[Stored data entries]
— Begin —
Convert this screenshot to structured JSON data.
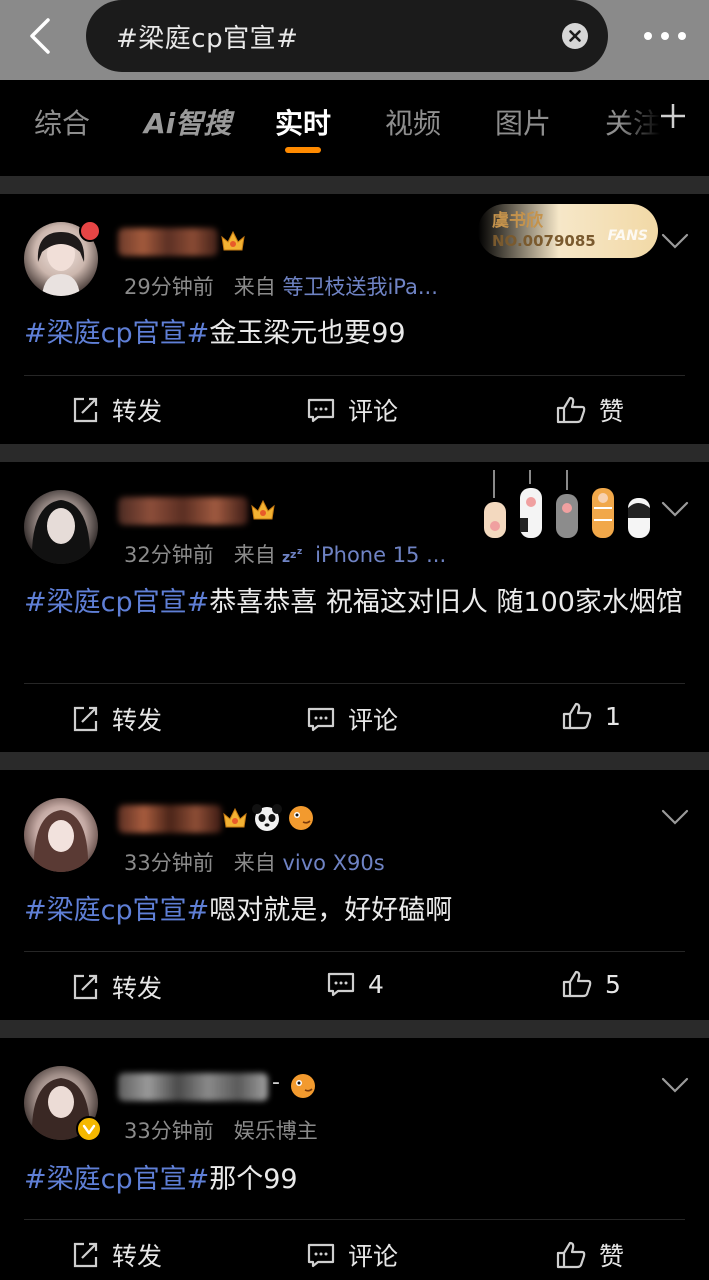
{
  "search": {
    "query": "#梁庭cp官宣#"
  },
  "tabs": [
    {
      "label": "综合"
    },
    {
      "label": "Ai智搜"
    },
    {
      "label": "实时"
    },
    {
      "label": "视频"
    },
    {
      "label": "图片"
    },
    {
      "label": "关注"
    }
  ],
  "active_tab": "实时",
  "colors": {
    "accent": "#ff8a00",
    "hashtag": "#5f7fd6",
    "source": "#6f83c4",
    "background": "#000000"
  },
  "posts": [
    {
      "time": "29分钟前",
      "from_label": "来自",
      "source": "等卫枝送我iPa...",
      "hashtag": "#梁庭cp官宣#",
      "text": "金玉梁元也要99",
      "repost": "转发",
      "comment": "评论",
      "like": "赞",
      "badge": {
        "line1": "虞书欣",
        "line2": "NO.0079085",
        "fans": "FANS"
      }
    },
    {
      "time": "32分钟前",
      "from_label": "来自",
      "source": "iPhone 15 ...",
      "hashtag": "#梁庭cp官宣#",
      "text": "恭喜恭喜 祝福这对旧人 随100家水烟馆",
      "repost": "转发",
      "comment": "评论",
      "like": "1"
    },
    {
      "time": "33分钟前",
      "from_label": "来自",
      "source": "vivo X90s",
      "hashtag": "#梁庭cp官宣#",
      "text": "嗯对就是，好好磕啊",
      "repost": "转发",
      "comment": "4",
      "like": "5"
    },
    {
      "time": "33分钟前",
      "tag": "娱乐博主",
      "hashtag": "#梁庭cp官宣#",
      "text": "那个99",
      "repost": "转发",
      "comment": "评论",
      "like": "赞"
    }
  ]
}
— End —
__Exercise goal__
Select and copy each line from the data that includes the word "text".

__Full solution__
      "text": "金玉梁元也要99",
      "text": "恭喜恭喜 祝福这对旧人 随100家水烟馆",
      "text": "嗯对就是，好好磕啊",
      "text": "那个99",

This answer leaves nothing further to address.